**About this exercise**.
In the material below, which lines hold the word "Virtual"? Pick each one out.

=== Section Start ===

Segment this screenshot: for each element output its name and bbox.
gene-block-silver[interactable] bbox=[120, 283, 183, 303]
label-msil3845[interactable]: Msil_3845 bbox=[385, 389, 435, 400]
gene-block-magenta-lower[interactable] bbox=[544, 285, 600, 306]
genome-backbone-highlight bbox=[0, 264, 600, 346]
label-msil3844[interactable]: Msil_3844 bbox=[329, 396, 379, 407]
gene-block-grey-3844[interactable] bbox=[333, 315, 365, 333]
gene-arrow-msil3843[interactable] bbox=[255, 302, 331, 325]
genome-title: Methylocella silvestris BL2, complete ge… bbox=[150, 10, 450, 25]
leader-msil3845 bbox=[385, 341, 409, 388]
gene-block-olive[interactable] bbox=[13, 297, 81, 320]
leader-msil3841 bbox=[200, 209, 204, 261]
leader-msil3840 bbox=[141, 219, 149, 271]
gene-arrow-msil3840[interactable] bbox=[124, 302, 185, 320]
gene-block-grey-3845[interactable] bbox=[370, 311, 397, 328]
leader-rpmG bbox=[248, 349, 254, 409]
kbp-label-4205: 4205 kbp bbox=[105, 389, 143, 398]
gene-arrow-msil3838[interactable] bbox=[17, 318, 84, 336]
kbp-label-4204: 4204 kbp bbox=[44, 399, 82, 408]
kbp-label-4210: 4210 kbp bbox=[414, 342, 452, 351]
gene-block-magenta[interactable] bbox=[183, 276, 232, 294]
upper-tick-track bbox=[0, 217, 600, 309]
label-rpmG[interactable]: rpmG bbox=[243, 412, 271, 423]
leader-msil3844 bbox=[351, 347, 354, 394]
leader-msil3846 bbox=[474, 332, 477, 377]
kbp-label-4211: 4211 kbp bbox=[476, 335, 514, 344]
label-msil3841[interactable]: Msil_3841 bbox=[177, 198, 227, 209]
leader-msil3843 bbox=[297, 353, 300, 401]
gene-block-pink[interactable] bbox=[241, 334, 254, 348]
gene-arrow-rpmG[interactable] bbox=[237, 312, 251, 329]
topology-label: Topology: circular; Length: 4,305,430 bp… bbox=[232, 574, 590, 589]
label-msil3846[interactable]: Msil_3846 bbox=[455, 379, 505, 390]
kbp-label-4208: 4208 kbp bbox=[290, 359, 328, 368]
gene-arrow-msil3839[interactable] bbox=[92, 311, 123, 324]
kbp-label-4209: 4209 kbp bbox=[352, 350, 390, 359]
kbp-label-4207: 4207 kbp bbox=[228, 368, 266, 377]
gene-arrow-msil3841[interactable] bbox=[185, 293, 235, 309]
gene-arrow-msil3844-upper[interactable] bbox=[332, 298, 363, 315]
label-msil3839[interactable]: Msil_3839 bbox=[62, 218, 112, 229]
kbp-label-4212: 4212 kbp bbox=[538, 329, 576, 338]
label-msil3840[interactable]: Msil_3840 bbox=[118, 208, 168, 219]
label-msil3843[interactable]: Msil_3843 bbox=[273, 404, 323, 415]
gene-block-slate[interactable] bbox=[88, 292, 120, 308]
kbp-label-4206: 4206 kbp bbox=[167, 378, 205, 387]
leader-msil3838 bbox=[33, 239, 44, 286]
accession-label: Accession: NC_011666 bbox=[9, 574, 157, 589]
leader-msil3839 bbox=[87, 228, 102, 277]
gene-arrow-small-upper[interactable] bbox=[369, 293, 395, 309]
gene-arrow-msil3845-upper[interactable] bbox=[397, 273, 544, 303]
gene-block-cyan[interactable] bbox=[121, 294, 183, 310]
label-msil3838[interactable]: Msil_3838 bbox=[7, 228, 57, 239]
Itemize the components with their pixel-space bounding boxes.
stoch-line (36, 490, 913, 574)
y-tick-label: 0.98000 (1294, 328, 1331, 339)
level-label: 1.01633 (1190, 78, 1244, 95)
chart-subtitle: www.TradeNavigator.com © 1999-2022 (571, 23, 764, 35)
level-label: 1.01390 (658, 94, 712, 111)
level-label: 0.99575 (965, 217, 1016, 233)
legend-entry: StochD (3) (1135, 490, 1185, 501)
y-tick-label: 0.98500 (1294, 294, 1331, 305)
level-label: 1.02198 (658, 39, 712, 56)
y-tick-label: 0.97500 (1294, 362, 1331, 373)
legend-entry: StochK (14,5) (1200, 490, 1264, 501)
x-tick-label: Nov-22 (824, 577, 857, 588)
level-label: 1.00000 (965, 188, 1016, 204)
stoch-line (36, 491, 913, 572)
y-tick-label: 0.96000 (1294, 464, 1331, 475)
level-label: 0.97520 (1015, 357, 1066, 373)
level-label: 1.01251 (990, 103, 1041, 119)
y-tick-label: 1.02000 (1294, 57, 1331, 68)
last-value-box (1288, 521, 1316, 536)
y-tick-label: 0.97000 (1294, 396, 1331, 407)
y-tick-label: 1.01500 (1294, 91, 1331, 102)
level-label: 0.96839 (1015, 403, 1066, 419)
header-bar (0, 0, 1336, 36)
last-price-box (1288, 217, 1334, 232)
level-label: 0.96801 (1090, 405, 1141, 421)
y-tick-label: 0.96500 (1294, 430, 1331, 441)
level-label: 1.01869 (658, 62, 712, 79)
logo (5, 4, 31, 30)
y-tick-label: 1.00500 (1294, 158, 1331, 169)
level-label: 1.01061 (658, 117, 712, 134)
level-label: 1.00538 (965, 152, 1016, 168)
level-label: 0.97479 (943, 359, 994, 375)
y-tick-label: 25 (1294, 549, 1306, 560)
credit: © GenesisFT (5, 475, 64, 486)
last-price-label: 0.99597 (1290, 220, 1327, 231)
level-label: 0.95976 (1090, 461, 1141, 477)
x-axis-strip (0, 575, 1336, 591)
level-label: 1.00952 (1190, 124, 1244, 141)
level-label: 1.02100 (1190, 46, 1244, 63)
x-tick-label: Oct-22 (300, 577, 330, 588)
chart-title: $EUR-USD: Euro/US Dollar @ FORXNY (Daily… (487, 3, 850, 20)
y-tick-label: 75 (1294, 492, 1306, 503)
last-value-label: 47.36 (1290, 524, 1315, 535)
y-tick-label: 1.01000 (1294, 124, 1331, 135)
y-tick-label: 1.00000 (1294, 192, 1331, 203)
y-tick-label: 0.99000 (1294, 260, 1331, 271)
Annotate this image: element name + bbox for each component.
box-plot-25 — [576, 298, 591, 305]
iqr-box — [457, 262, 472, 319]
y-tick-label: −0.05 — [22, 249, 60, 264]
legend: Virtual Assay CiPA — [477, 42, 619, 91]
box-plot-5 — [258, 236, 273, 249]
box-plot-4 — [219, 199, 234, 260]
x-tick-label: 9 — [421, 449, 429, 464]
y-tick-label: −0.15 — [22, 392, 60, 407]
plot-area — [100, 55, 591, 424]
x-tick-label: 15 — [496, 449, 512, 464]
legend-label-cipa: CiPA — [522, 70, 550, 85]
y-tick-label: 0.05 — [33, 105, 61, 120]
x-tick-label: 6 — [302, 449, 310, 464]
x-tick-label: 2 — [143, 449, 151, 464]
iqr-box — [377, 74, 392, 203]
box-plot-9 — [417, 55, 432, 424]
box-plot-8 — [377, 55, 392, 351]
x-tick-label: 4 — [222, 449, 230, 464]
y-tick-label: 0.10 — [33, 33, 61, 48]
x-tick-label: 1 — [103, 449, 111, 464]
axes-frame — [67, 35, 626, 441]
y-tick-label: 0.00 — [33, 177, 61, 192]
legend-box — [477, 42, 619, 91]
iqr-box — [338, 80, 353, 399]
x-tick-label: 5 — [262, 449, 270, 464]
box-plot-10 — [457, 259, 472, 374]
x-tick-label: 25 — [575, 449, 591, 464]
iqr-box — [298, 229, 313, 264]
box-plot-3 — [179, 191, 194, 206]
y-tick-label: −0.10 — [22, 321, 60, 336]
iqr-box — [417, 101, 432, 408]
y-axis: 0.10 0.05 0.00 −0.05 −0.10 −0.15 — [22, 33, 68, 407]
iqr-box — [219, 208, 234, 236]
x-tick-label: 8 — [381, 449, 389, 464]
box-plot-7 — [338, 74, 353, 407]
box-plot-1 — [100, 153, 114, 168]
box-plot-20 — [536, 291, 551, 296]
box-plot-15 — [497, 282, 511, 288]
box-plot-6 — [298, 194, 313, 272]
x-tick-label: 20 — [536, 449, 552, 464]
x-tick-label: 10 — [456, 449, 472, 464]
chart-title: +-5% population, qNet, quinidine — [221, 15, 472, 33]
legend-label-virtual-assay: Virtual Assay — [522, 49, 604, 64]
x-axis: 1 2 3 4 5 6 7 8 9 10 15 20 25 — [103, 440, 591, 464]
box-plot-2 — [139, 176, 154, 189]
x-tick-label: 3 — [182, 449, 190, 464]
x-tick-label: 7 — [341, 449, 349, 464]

=== Section End ===

**Your response**.
legend: Virtual Assay CiPA — [477, 42, 619, 91]
legend-label-virtual-assay: Virtual Assay — [522, 49, 604, 64]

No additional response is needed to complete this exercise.